_Records shown_.

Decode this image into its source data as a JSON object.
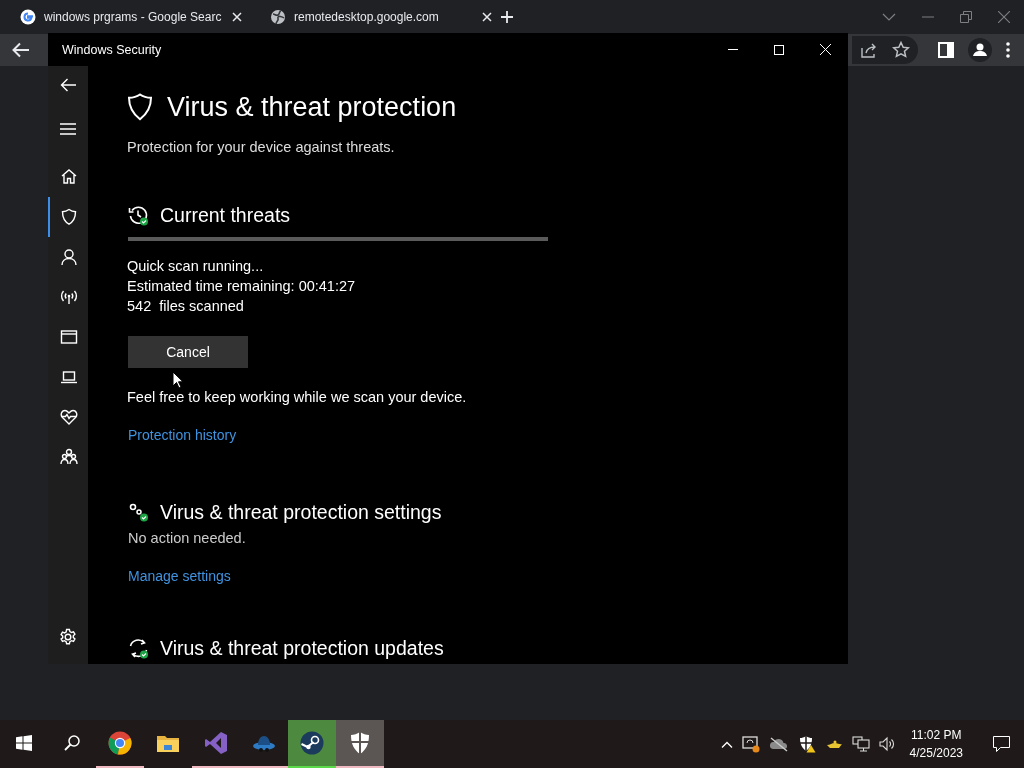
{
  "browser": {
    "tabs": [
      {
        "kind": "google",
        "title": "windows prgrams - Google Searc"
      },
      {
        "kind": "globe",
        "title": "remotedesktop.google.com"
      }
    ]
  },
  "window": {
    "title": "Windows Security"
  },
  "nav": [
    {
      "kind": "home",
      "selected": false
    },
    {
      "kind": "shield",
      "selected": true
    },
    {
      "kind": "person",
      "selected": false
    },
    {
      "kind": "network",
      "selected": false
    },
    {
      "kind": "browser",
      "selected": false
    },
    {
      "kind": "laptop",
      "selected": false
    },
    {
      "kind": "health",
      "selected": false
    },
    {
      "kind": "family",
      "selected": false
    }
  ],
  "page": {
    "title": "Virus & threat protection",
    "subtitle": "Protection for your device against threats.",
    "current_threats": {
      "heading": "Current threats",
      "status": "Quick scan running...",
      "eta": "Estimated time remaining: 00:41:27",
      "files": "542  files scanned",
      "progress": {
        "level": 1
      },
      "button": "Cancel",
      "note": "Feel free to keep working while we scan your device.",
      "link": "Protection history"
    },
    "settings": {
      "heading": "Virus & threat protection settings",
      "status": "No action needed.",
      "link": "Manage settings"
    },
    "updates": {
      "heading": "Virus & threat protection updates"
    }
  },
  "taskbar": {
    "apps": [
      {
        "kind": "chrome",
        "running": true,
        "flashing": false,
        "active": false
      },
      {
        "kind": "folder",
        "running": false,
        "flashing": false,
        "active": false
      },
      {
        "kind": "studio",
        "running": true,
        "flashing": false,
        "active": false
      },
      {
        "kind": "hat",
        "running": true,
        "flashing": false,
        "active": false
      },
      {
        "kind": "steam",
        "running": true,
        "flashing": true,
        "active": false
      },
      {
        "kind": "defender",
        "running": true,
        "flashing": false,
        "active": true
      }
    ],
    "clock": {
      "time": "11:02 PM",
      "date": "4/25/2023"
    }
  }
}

_Task objective_. Leaving every picture aside, repeat the listing exactly.

_Answer section_.
Decode this image into its source data as a JSON object.
{
  "browser": {
    "tabs": [
      {
        "kind": "google",
        "title": "windows prgrams - Google Searc"
      },
      {
        "kind": "globe",
        "title": "remotedesktop.google.com"
      }
    ]
  },
  "window": {
    "title": "Windows Security"
  },
  "nav": [
    {
      "kind": "home",
      "selected": false
    },
    {
      "kind": "shield",
      "selected": true
    },
    {
      "kind": "person",
      "selected": false
    },
    {
      "kind": "network",
      "selected": false
    },
    {
      "kind": "browser",
      "selected": false
    },
    {
      "kind": "laptop",
      "selected": false
    },
    {
      "kind": "health",
      "selected": false
    },
    {
      "kind": "family",
      "selected": false
    }
  ],
  "page": {
    "title": "Virus & threat protection",
    "subtitle": "Protection for your device against threats.",
    "current_threats": {
      "heading": "Current threats",
      "status": "Quick scan running...",
      "eta": "Estimated time remaining: 00:41:27",
      "files": "542  files scanned",
      "progress": {
        "level": 1
      },
      "button": "Cancel",
      "note": "Feel free to keep working while we scan your device.",
      "link": "Protection history"
    },
    "settings": {
      "heading": "Virus & threat protection settings",
      "status": "No action needed.",
      "link": "Manage settings"
    },
    "updates": {
      "heading": "Virus & threat protection updates"
    }
  },
  "taskbar": {
    "apps": [
      {
        "kind": "chrome",
        "running": true,
        "flashing": false,
        "active": false
      },
      {
        "kind": "folder",
        "running": false,
        "flashing": false,
        "active": false
      },
      {
        "kind": "studio",
        "running": true,
        "flashing": false,
        "active": false
      },
      {
        "kind": "hat",
        "running": true,
        "flashing": false,
        "active": false
      },
      {
        "kind": "steam",
        "running": true,
        "flashing": true,
        "active": false
      },
      {
        "kind": "defender",
        "running": true,
        "flashing": false,
        "active": true
      }
    ],
    "clock": {
      "time": "11:02 PM",
      "date": "4/25/2023"
    }
  }
}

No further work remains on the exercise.